**GIVEN PROBLEM**:
In the data that follows, count each line holding the string "title"; answer with the number only.

**INPUT DATA**:

- - - - -

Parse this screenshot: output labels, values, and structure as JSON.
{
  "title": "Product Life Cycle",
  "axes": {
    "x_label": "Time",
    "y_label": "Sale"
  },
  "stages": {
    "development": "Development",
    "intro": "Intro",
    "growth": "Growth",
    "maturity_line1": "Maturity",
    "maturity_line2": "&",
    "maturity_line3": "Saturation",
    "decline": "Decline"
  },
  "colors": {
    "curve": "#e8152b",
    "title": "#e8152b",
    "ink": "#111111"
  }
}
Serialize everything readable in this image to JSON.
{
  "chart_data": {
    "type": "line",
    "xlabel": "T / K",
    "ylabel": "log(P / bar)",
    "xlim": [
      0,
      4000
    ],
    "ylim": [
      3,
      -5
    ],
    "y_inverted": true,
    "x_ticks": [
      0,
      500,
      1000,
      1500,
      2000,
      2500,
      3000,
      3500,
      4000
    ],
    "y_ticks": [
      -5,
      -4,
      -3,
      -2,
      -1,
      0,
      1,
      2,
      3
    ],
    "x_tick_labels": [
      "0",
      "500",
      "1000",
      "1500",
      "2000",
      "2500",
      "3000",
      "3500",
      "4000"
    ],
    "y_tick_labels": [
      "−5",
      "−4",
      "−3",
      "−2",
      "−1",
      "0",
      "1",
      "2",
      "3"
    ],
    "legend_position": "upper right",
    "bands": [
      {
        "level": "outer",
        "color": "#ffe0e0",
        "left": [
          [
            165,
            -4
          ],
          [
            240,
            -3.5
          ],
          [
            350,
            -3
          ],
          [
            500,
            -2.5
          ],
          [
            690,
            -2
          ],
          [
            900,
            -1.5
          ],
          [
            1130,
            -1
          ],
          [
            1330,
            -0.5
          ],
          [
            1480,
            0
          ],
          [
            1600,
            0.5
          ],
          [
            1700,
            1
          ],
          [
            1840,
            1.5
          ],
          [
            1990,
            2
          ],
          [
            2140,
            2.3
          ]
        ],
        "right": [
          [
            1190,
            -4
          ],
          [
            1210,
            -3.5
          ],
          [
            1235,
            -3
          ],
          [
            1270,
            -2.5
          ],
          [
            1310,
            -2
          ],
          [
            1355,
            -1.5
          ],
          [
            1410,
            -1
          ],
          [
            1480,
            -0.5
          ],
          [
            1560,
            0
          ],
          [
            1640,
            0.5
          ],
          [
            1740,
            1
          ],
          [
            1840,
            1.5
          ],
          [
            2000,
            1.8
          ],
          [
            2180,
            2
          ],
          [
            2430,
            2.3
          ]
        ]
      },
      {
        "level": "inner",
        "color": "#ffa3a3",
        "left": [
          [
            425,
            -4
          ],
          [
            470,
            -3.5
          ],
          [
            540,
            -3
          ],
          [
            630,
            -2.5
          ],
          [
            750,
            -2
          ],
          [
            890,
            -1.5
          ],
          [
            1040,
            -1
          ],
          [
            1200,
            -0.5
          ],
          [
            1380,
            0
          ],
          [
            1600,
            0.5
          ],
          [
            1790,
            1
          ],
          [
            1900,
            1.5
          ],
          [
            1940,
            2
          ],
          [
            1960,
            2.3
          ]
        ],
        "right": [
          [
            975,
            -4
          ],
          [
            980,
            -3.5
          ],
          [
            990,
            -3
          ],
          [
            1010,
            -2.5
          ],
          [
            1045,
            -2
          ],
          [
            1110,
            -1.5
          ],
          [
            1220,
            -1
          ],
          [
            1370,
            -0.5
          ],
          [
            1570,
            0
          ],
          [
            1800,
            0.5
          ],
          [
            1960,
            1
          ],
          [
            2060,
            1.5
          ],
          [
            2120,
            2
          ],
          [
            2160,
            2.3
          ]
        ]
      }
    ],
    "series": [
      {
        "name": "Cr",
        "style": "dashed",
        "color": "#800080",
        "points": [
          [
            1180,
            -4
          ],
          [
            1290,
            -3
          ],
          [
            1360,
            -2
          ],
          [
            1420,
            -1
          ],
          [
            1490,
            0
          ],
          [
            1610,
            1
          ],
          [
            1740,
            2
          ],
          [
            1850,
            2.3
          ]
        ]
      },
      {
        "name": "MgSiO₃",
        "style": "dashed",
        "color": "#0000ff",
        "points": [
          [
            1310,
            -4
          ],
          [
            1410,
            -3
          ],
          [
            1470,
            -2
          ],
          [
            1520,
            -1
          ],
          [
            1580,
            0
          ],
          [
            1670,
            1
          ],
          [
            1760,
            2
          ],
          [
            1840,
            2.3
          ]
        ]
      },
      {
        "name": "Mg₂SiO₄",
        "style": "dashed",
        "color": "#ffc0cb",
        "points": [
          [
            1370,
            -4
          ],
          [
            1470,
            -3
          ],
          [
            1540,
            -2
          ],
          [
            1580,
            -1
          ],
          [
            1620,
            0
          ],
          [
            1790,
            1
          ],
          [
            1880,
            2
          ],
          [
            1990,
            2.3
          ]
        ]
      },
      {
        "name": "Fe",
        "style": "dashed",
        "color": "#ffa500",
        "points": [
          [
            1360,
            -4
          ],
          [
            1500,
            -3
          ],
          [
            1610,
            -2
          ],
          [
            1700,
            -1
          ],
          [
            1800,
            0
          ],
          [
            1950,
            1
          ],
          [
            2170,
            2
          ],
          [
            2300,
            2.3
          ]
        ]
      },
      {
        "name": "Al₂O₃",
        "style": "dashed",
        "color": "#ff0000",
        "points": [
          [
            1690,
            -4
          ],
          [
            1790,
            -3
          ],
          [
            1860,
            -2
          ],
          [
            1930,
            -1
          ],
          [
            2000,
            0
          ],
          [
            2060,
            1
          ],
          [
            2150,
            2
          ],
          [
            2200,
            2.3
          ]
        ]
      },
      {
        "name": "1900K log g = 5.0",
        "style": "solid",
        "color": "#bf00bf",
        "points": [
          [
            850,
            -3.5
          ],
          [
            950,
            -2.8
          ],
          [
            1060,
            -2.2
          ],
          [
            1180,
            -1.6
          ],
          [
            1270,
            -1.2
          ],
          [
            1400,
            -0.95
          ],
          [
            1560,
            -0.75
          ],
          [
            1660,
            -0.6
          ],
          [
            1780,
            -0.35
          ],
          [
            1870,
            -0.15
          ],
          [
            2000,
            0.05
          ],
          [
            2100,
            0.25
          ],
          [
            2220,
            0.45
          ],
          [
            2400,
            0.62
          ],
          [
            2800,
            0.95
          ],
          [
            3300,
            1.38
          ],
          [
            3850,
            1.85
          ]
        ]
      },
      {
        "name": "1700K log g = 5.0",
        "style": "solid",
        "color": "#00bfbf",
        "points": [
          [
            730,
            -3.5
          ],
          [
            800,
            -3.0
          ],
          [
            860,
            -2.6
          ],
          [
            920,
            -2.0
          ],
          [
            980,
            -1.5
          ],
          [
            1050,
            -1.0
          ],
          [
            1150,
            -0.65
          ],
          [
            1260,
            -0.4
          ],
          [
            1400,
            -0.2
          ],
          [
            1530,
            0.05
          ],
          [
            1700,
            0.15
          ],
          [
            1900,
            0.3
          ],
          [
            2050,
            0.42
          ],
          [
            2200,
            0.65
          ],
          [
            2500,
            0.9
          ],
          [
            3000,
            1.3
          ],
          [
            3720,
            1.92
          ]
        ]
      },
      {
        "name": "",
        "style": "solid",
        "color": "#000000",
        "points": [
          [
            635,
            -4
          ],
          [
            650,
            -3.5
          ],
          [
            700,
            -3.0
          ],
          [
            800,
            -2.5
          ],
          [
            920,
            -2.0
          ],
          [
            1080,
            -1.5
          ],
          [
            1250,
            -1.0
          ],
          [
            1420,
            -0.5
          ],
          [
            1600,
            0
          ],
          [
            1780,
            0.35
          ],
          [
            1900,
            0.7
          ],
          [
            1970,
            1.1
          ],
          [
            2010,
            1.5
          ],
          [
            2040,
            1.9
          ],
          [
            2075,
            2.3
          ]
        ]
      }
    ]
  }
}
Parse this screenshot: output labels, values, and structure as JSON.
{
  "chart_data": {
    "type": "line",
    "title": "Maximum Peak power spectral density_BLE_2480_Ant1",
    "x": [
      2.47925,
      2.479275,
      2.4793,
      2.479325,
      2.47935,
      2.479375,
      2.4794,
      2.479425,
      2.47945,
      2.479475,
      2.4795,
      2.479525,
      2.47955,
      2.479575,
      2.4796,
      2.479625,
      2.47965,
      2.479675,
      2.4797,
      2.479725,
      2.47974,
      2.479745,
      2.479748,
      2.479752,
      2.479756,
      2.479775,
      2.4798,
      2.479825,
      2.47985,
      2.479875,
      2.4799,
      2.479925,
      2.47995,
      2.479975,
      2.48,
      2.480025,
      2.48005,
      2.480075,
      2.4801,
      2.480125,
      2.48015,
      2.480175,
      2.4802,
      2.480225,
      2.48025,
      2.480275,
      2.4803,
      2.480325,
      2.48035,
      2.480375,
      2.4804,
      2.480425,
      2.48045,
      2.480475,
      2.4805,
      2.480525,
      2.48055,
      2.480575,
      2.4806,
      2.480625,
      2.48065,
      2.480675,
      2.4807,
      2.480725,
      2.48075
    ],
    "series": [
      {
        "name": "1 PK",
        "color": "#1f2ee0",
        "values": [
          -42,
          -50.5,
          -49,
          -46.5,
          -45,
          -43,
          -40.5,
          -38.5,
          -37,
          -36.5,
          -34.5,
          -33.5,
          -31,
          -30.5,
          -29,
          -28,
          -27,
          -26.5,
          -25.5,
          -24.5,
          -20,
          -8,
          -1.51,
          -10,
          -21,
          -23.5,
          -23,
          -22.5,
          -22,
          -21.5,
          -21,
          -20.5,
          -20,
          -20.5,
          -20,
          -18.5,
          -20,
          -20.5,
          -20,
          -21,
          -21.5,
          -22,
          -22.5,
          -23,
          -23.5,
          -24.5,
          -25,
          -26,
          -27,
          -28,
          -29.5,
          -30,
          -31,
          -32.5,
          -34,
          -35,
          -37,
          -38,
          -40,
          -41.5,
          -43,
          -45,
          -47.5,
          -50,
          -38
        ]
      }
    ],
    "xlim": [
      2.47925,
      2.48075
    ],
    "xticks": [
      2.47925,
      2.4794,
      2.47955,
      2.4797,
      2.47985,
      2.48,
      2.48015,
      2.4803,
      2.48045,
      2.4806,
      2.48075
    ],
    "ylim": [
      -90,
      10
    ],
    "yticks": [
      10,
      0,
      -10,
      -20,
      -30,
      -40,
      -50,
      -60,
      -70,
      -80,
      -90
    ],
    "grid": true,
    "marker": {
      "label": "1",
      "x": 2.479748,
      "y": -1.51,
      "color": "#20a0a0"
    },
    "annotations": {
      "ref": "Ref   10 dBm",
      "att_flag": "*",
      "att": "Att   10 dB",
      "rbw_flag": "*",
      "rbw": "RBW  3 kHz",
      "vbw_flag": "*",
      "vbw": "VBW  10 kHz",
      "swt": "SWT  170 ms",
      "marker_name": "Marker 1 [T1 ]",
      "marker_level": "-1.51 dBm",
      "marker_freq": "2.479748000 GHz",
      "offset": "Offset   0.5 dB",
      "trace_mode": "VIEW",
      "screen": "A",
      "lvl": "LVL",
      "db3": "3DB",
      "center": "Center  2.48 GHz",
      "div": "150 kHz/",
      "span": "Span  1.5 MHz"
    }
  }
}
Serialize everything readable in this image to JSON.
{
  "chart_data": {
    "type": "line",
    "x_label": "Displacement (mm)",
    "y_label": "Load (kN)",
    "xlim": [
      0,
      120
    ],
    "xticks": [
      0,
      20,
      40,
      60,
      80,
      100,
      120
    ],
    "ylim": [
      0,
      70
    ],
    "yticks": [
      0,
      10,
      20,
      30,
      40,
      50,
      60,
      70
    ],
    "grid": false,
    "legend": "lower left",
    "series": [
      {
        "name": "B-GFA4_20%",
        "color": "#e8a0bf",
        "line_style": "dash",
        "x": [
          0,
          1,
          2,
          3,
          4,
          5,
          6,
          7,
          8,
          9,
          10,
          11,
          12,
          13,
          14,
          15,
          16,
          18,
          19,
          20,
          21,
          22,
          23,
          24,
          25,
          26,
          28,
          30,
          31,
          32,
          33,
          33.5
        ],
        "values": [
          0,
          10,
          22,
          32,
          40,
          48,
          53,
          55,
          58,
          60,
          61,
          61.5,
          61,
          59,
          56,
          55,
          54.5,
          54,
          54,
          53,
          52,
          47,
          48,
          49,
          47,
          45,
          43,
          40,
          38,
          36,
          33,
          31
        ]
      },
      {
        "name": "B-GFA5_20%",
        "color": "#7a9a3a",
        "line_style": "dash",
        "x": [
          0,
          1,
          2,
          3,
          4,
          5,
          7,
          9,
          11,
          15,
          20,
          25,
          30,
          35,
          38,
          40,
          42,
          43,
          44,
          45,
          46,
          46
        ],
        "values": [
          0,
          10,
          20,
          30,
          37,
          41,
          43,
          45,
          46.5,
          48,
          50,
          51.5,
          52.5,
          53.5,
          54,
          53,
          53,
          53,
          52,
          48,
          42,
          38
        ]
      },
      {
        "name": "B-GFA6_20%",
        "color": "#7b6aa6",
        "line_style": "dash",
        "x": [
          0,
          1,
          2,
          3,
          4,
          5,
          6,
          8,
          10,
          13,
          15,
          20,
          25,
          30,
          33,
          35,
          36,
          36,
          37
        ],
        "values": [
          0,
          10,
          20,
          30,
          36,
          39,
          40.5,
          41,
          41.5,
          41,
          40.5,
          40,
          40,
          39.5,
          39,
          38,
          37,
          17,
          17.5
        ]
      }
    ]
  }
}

- - - - -

**RESULT**:
3